Supplied material:
========================

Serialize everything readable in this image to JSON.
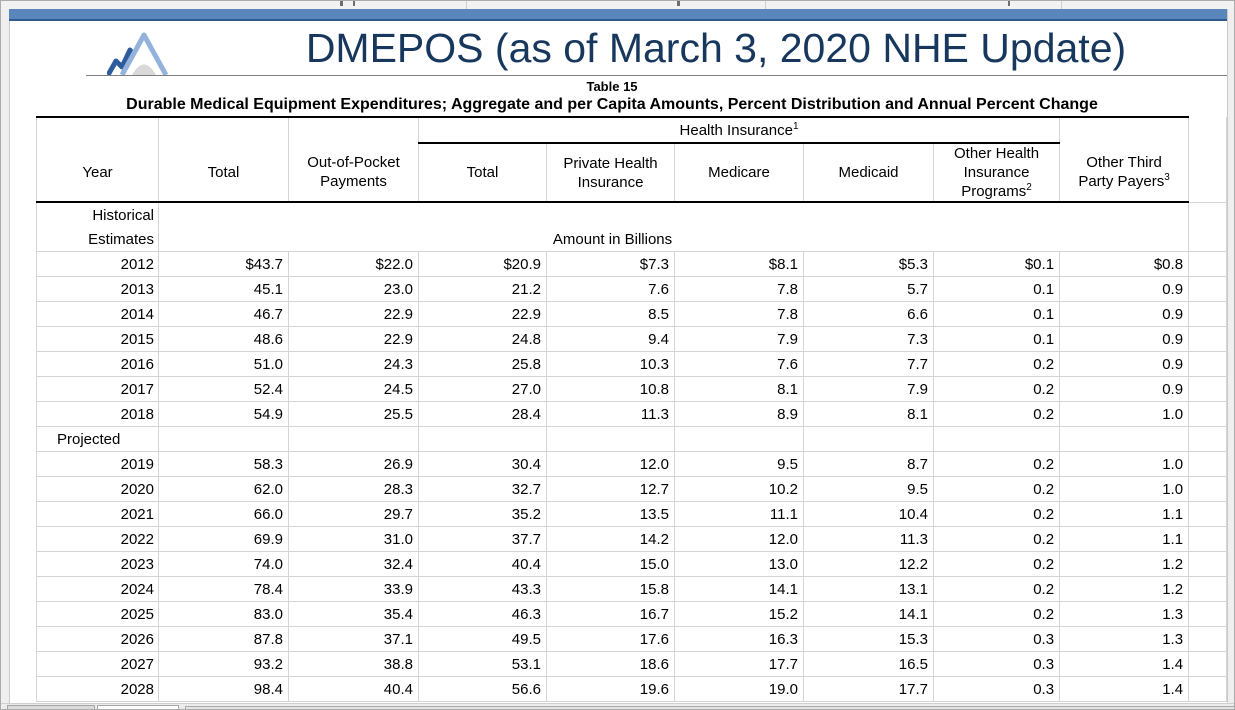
{
  "colors": {
    "accent_navy": "#17375D",
    "top_bar_blue": "#5B86BB",
    "logo_dark_blue": "#2E5B9B",
    "logo_light_blue": "#93B3DC",
    "logo_gray": "#D9D9D9",
    "gridline": "#D4D4D4"
  },
  "header": {
    "title": "DMEPOS (as of March 3, 2020 NHE Update)"
  },
  "table": {
    "caption": "Table 15",
    "subtitle": "Durable Medical Equipment Expenditures; Aggregate and per Capita Amounts, Percent Distribution and Annual Percent Change",
    "group_header": {
      "label": "Health Insurance",
      "footnote": "1"
    },
    "columns": [
      {
        "lines": [
          "Year"
        ]
      },
      {
        "lines": [
          "Total"
        ]
      },
      {
        "lines": [
          "Out-of-Pocket",
          "Payments"
        ]
      },
      {
        "lines": [
          "Total"
        ]
      },
      {
        "lines": [
          "Private Health",
          "Insurance"
        ]
      },
      {
        "lines": [
          "Medicare"
        ]
      },
      {
        "lines": [
          "Medicaid"
        ]
      },
      {
        "lines": [
          "Other Health",
          "Insurance",
          "Programs"
        ],
        "footnote": "2"
      },
      {
        "lines": [
          "Other Third",
          "Party Payers"
        ],
        "footnote": "3"
      }
    ],
    "sections": [
      {
        "label_lines": [
          "Historical",
          "Estimates"
        ],
        "unit_label": "Amount in Billions",
        "rows": [
          {
            "year": "2012",
            "values": [
              "$43.7",
              "$22.0",
              "$20.9",
              "$7.3",
              "$8.1",
              "$5.3",
              "$0.1",
              "$0.8"
            ]
          },
          {
            "year": "2013",
            "values": [
              "45.1",
              "23.0",
              "21.2",
              "7.6",
              "7.8",
              "5.7",
              "0.1",
              "0.9"
            ]
          },
          {
            "year": "2014",
            "values": [
              "46.7",
              "22.9",
              "22.9",
              "8.5",
              "7.8",
              "6.6",
              "0.1",
              "0.9"
            ]
          },
          {
            "year": "2015",
            "values": [
              "48.6",
              "22.9",
              "24.8",
              "9.4",
              "7.9",
              "7.3",
              "0.1",
              "0.9"
            ]
          },
          {
            "year": "2016",
            "values": [
              "51.0",
              "24.3",
              "25.8",
              "10.3",
              "7.6",
              "7.7",
              "0.2",
              "0.9"
            ]
          },
          {
            "year": "2017",
            "values": [
              "52.4",
              "24.5",
              "27.0",
              "10.8",
              "8.1",
              "7.9",
              "0.2",
              "0.9"
            ]
          },
          {
            "year": "2018",
            "values": [
              "54.9",
              "25.5",
              "28.4",
              "11.3",
              "8.9",
              "8.1",
              "0.2",
              "1.0"
            ]
          }
        ]
      },
      {
        "label_lines": [
          "Projected"
        ],
        "rows": [
          {
            "year": "2019",
            "values": [
              "58.3",
              "26.9",
              "30.4",
              "12.0",
              "9.5",
              "8.7",
              "0.2",
              "1.0"
            ]
          },
          {
            "year": "2020",
            "values": [
              "62.0",
              "28.3",
              "32.7",
              "12.7",
              "10.2",
              "9.5",
              "0.2",
              "1.0"
            ]
          },
          {
            "year": "2021",
            "values": [
              "66.0",
              "29.7",
              "35.2",
              "13.5",
              "11.1",
              "10.4",
              "0.2",
              "1.1"
            ]
          },
          {
            "year": "2022",
            "values": [
              "69.9",
              "31.0",
              "37.7",
              "14.2",
              "12.0",
              "11.3",
              "0.2",
              "1.1"
            ]
          },
          {
            "year": "2023",
            "values": [
              "74.0",
              "32.4",
              "40.4",
              "15.0",
              "13.0",
              "12.2",
              "0.2",
              "1.2"
            ]
          },
          {
            "year": "2024",
            "values": [
              "78.4",
              "33.9",
              "43.3",
              "15.8",
              "14.1",
              "13.1",
              "0.2",
              "1.2"
            ]
          },
          {
            "year": "2025",
            "values": [
              "83.0",
              "35.4",
              "46.3",
              "16.7",
              "15.2",
              "14.1",
              "0.2",
              "1.3"
            ]
          },
          {
            "year": "2026",
            "values": [
              "87.8",
              "37.1",
              "49.5",
              "17.6",
              "16.3",
              "15.3",
              "0.3",
              "1.3"
            ]
          },
          {
            "year": "2027",
            "values": [
              "93.2",
              "38.8",
              "53.1",
              "18.6",
              "17.7",
              "16.5",
              "0.3",
              "1.4"
            ]
          },
          {
            "year": "2028",
            "values": [
              "98.4",
              "40.4",
              "56.6",
              "19.6",
              "19.0",
              "17.7",
              "0.3",
              "1.4"
            ]
          }
        ]
      }
    ]
  }
}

========================

Problem to work on: Count the lines in which the string "Insurance" appears, then report only that figure.

Result of the task: 3